## Given data
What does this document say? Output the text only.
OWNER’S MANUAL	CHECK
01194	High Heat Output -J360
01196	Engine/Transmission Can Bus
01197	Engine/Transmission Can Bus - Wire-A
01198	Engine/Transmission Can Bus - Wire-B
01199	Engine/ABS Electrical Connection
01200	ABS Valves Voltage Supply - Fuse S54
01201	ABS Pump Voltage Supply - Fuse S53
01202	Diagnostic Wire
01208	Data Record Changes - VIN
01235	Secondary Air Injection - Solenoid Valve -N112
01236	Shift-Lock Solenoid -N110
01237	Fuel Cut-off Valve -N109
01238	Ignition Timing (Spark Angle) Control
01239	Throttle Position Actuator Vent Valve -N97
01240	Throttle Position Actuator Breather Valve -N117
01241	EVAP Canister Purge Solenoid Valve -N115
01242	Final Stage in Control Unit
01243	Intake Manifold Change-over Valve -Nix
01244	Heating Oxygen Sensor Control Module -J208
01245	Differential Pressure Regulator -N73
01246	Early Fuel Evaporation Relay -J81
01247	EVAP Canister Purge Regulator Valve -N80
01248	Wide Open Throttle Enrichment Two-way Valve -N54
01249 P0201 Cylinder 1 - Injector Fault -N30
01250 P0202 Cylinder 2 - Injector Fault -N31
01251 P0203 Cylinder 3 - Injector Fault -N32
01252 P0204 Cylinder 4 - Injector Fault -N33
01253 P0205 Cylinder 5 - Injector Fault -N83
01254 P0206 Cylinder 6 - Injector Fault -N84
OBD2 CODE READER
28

## Given exercise
Pull out all lines containing the word "Throttle" from the entries above.

## Problem solution
01239	Throttle Position Actuator Vent Valve -N97
01240	Throttle Position Actuator Breather Valve -N117
01248	Wide Open Throttle Enrichment Two-way Valve -N54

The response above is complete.